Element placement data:

* * *

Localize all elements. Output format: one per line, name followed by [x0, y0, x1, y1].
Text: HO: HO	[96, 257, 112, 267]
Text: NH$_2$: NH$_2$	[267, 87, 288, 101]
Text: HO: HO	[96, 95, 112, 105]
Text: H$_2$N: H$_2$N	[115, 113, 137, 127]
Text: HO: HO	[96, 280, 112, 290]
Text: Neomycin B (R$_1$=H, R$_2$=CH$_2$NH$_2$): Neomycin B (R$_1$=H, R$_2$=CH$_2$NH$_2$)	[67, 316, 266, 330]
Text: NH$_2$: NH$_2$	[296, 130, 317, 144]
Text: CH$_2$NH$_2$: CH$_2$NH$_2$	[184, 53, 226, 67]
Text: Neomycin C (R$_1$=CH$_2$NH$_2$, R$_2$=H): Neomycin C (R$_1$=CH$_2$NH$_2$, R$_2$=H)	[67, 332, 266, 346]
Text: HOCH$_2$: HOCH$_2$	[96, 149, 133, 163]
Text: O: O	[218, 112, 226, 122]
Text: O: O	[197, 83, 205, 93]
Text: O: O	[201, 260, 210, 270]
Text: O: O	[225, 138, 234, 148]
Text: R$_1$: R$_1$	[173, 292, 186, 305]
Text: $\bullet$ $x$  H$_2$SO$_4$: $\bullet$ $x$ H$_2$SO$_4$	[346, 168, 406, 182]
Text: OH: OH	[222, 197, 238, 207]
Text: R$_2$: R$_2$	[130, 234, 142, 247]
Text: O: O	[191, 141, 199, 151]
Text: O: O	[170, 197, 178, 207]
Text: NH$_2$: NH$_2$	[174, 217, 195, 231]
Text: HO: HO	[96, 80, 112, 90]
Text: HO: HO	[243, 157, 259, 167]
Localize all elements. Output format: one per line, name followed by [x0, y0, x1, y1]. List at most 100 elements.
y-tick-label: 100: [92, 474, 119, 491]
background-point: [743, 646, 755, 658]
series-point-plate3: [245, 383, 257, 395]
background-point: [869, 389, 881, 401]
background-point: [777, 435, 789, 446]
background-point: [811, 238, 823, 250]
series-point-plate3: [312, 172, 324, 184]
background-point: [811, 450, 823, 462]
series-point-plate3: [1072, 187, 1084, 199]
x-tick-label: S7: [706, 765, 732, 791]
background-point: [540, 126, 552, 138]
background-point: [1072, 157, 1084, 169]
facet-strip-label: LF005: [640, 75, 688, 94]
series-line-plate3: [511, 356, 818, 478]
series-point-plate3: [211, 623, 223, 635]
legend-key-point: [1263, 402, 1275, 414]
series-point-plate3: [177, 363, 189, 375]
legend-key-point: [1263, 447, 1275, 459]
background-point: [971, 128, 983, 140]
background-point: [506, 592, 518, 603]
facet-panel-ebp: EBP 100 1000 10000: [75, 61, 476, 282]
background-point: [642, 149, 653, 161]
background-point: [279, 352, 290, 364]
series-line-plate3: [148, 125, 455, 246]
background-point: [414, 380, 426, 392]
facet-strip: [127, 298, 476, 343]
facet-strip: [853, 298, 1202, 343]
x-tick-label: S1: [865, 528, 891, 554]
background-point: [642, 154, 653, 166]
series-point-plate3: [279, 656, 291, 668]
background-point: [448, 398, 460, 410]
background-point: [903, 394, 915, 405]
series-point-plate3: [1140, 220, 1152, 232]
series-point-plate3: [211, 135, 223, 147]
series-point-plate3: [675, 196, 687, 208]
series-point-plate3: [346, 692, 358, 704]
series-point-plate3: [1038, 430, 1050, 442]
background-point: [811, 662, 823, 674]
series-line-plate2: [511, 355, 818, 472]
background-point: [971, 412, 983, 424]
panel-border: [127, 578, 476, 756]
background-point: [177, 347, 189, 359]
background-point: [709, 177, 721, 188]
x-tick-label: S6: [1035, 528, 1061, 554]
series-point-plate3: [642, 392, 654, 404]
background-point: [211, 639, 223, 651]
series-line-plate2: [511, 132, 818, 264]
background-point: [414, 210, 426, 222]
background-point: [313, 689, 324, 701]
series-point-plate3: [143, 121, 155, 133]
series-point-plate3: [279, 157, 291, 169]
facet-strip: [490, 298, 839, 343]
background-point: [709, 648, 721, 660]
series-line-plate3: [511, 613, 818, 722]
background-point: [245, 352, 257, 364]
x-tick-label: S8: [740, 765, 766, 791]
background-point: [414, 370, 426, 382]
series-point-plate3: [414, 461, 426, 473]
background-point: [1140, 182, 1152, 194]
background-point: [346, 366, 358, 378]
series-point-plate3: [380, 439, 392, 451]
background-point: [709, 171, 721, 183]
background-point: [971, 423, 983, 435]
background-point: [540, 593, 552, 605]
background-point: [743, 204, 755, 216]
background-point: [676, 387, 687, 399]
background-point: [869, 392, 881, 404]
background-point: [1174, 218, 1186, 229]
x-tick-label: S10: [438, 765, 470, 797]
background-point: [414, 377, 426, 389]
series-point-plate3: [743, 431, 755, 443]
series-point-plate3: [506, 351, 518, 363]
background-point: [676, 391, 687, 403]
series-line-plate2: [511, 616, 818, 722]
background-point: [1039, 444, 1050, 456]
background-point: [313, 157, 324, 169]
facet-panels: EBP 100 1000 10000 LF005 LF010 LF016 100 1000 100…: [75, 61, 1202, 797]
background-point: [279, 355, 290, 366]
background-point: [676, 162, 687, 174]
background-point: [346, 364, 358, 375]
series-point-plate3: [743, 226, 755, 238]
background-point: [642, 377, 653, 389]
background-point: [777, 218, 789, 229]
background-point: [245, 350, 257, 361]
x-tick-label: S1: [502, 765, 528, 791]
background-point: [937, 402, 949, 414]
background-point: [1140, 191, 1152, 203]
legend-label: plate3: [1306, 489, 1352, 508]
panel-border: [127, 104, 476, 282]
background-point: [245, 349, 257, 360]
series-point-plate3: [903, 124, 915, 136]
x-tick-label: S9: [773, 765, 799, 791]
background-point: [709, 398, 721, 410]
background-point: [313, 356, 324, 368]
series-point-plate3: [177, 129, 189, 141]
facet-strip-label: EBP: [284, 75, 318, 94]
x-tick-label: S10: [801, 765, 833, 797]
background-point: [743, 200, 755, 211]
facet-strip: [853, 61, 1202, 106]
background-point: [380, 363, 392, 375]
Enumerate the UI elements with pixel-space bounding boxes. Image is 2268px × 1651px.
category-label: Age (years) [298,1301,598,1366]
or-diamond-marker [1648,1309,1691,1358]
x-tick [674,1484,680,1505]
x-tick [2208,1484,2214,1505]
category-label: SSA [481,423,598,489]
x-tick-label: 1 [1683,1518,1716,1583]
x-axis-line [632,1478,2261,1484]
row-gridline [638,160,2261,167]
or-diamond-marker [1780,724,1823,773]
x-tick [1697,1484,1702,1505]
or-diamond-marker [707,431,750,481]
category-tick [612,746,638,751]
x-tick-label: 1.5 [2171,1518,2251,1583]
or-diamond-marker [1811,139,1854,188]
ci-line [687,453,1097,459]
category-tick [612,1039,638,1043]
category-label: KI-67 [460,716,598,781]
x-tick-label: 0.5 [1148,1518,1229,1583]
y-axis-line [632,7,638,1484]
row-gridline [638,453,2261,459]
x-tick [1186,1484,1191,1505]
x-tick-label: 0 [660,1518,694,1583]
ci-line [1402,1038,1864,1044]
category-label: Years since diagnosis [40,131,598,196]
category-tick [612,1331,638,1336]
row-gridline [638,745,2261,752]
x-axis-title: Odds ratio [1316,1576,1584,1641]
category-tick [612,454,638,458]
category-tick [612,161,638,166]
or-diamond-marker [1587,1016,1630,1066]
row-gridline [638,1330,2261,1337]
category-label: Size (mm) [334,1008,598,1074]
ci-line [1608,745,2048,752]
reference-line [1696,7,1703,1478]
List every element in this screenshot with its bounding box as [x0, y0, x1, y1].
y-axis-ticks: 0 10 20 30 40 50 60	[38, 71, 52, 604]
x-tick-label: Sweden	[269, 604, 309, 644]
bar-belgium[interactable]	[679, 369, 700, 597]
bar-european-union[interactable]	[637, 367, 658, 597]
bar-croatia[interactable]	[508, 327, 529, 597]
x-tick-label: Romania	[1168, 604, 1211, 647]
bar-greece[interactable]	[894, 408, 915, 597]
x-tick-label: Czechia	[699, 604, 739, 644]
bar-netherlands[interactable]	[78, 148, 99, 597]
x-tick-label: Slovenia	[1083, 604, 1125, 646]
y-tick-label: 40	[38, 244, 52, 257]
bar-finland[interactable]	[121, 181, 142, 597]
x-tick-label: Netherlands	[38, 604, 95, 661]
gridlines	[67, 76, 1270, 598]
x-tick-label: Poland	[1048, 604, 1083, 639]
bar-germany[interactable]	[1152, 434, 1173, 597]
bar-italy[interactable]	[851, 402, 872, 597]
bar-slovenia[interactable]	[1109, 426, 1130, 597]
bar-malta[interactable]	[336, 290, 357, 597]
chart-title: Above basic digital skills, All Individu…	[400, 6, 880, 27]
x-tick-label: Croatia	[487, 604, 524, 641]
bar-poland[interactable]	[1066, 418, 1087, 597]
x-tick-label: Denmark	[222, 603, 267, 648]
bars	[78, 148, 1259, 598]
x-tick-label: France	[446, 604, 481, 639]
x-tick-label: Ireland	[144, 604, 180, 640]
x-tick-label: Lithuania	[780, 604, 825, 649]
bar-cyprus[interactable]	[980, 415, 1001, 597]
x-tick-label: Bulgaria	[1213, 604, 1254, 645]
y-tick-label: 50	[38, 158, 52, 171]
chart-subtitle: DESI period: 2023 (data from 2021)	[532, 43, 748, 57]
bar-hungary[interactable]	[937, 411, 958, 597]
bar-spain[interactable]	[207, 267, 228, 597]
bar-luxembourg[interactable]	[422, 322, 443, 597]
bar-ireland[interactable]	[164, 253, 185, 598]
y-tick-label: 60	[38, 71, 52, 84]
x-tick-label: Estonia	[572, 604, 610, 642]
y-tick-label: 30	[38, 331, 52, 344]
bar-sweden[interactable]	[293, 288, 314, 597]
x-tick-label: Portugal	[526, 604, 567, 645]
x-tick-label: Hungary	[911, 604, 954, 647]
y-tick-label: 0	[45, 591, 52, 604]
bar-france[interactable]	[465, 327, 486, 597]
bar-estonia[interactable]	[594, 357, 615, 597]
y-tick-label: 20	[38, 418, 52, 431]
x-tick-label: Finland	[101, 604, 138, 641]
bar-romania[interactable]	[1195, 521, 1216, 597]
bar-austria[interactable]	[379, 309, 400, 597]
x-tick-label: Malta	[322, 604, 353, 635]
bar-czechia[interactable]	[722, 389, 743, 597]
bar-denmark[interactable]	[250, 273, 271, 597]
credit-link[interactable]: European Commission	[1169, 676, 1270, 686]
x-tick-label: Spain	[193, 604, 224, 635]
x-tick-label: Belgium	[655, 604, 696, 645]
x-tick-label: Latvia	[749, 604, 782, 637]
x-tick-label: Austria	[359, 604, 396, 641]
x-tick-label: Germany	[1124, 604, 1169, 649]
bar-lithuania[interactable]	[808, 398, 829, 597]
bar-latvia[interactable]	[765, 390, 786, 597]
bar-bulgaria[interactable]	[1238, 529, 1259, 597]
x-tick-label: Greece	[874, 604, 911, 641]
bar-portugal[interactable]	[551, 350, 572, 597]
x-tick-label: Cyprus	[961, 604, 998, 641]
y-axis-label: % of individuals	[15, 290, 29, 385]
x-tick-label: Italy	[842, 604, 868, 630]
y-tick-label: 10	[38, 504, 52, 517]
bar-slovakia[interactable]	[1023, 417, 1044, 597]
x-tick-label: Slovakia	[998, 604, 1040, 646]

* * *

• _Stated task_:
Please change "Localize" to "Locate" in the items from their start through the line containing "130, 317, 144]", and give those lines again with everything else unchanged.

• _Exercise result_:
Locate all elements. Output format: one per line, name followed by [x0, y0, x1, y1].
Text: HO: HO	[96, 257, 112, 267]
Text: NH$_2$: NH$_2$	[267, 87, 288, 101]
Text: HO: HO	[96, 95, 112, 105]
Text: H$_2$N: H$_2$N	[115, 113, 137, 127]
Text: HO: HO	[96, 280, 112, 290]
Text: Neomycin B (R$_1$=H, R$_2$=CH$_2$NH$_2$): Neomycin B (R$_1$=H, R$_2$=CH$_2$NH$_2$)	[67, 316, 266, 330]
Text: NH$_2$: NH$_2$	[296, 130, 317, 144]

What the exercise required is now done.